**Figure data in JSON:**
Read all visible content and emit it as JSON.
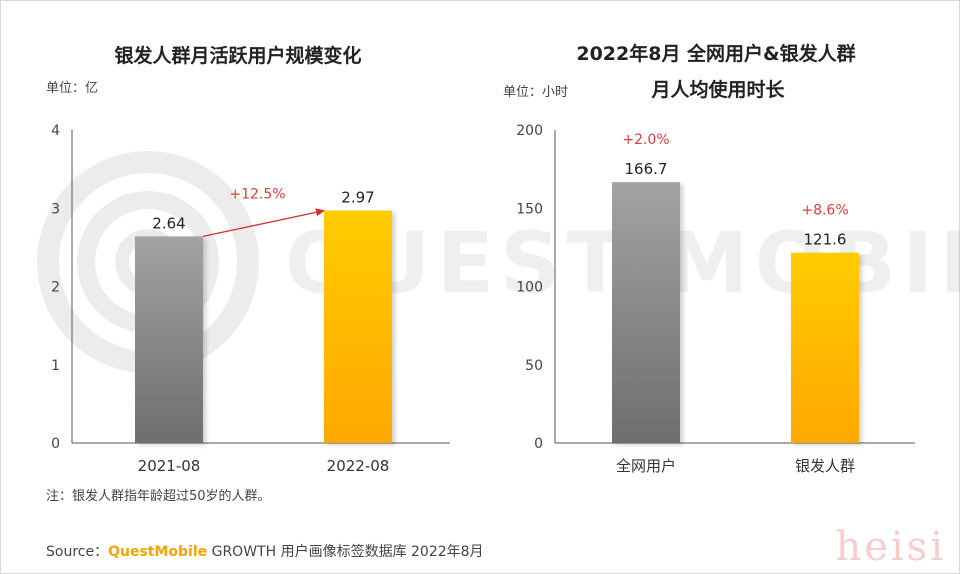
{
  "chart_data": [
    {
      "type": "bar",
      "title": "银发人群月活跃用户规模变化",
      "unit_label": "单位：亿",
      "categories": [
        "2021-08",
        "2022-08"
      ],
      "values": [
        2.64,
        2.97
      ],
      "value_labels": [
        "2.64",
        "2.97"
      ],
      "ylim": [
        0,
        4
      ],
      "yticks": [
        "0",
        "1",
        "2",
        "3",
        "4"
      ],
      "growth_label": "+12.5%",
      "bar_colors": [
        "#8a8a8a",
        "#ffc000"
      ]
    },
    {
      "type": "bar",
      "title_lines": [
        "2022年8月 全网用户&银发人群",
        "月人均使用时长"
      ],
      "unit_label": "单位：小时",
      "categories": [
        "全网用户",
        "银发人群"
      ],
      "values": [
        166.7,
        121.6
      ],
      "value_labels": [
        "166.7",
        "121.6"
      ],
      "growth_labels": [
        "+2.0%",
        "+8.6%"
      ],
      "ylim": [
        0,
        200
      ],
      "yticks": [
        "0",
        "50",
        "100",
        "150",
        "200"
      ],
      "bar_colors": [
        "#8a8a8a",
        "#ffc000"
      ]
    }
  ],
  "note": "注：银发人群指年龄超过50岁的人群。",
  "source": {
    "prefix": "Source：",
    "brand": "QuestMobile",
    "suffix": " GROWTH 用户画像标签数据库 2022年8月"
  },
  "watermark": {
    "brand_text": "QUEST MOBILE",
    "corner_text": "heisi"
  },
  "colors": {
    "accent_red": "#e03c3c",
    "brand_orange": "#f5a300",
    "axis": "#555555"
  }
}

==

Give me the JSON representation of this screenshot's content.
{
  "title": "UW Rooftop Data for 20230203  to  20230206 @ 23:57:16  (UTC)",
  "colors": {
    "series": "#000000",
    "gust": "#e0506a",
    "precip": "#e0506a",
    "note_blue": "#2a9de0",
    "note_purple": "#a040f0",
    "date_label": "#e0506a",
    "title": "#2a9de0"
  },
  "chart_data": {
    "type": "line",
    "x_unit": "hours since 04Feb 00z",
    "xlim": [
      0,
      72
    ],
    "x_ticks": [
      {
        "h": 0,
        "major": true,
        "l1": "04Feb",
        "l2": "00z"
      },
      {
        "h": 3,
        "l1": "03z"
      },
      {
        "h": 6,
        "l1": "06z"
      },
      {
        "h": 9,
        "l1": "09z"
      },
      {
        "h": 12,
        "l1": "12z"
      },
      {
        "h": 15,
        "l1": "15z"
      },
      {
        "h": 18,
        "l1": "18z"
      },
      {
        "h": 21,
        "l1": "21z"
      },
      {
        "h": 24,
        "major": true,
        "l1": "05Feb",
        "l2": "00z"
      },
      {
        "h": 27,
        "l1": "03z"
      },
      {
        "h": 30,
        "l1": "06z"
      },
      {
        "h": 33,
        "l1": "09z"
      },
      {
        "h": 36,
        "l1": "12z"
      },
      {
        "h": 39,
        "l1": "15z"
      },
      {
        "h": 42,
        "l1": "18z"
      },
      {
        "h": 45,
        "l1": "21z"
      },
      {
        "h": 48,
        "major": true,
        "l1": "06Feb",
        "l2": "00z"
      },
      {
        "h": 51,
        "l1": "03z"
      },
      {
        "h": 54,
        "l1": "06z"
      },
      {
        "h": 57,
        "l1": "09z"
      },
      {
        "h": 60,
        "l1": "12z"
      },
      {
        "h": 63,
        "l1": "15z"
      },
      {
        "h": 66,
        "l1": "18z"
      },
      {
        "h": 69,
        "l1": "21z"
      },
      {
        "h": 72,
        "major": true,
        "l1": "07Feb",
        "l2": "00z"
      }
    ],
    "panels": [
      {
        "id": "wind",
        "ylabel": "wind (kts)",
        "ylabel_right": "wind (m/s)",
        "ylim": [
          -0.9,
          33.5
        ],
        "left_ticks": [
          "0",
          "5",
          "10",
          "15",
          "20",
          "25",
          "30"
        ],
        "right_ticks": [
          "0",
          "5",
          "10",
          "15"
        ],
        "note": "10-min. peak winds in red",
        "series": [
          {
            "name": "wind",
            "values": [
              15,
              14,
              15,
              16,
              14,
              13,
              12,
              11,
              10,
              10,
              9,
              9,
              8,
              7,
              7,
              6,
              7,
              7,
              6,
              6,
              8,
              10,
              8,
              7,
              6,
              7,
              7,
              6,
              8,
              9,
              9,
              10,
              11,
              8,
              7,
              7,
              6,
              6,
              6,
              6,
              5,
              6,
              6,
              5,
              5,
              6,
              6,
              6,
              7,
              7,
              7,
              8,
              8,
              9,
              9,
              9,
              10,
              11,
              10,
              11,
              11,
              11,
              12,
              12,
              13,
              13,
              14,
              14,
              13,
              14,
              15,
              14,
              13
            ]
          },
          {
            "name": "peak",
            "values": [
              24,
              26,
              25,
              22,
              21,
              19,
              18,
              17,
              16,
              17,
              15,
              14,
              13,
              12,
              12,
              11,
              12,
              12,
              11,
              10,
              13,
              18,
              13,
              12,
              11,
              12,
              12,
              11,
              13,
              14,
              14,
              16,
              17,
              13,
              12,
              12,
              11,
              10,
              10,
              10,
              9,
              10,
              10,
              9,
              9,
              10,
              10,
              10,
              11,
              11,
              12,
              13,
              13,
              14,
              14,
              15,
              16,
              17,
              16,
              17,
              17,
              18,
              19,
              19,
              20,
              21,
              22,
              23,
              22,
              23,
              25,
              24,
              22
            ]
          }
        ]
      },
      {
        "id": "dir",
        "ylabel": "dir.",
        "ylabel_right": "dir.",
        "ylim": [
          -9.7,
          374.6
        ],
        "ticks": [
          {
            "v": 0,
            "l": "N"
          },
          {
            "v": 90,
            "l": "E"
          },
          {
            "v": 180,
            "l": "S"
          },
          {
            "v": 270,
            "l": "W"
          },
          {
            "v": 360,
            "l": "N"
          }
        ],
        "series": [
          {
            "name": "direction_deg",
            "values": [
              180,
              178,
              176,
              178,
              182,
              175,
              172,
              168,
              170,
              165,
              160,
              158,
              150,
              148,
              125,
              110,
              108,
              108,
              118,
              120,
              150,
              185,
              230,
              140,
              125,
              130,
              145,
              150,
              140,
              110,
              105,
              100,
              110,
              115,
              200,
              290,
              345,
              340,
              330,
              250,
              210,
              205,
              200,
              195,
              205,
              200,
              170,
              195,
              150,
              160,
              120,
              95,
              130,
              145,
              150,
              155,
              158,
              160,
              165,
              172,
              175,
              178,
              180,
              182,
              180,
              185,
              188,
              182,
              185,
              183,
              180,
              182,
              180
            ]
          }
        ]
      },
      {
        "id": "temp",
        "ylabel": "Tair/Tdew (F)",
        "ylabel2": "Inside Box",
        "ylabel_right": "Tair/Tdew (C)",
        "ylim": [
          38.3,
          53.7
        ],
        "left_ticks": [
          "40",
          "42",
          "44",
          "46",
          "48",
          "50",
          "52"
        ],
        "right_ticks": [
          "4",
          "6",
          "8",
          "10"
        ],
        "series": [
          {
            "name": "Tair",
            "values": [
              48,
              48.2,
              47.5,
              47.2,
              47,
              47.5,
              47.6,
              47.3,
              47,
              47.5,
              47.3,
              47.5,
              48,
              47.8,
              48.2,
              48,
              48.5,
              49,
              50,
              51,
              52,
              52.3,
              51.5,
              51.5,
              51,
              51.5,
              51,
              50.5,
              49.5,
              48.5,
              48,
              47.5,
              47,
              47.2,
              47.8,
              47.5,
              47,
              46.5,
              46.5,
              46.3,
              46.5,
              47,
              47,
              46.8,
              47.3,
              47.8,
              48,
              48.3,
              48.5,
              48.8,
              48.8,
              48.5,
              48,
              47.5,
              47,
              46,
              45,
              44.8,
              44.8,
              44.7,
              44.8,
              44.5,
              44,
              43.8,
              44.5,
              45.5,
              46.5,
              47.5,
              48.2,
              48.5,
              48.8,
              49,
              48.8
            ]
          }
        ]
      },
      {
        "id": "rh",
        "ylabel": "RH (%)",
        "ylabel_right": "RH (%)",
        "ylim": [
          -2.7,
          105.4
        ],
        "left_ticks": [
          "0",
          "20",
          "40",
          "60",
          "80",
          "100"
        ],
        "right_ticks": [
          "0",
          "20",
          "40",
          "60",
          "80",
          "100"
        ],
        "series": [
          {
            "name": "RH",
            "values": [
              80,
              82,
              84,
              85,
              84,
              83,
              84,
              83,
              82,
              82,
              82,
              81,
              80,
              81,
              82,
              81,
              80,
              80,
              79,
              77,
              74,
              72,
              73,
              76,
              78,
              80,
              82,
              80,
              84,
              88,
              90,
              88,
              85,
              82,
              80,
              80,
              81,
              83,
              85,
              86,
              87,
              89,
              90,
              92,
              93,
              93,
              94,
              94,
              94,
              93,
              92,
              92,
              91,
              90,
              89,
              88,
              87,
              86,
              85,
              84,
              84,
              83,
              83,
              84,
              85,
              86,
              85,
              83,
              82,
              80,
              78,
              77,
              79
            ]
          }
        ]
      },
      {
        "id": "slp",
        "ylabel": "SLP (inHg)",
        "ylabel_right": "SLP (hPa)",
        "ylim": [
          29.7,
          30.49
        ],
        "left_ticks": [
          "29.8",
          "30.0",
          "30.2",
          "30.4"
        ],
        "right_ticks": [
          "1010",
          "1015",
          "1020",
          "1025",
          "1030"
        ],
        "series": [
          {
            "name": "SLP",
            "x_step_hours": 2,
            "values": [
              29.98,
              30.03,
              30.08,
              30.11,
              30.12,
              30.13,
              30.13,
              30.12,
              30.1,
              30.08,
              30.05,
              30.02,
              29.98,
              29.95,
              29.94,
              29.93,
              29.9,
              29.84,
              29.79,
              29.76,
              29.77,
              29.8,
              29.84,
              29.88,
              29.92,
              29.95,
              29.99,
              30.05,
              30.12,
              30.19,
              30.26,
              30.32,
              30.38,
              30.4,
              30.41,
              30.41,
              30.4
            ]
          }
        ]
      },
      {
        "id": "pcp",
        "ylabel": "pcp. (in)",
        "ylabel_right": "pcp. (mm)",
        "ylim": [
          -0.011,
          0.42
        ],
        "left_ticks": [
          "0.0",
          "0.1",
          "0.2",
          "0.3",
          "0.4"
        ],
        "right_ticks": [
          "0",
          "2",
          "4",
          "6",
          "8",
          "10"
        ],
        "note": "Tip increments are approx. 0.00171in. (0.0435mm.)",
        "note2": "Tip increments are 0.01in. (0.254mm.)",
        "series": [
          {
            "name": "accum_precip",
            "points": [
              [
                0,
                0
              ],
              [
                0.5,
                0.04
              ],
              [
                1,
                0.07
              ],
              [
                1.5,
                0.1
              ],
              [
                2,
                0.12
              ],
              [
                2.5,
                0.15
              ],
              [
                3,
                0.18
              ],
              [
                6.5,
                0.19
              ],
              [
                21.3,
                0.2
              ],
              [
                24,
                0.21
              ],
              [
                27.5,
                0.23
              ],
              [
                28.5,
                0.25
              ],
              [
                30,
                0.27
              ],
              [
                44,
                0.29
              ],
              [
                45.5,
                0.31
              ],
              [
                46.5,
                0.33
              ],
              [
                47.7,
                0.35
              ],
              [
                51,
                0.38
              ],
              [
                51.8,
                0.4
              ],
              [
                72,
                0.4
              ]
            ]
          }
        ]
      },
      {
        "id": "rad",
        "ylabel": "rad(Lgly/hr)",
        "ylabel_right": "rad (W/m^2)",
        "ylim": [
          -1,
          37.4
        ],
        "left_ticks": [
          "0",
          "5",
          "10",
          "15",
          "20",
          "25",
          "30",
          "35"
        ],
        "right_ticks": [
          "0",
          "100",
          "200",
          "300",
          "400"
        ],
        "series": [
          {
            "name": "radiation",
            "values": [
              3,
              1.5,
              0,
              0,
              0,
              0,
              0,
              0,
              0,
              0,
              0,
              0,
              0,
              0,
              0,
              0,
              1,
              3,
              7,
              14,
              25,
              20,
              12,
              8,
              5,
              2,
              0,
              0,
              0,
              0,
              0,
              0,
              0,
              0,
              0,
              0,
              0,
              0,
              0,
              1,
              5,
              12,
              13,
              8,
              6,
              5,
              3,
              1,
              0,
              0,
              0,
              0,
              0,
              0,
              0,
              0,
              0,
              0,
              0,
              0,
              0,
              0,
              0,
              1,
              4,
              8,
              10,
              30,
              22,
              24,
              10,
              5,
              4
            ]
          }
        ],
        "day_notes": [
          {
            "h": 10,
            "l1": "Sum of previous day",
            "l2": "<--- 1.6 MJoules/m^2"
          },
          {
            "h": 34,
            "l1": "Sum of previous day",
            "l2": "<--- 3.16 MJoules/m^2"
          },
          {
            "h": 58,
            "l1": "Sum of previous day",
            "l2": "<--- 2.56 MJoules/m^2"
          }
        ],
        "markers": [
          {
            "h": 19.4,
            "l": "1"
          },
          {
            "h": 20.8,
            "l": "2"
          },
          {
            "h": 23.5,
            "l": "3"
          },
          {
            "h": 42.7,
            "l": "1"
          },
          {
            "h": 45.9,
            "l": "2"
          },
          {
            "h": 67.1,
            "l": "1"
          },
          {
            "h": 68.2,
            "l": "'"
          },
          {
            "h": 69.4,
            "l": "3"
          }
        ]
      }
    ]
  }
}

**Task prompt:**
Collect from the data above every line that includes "name".

**Solution:**
            "name": "wind",
            "name": "peak",
            "name": "direction_deg",
            "name": "Tair",
            "name": "RH",
            "name": "SLP",
            "name": "accum_precip",
            "name": "radiation",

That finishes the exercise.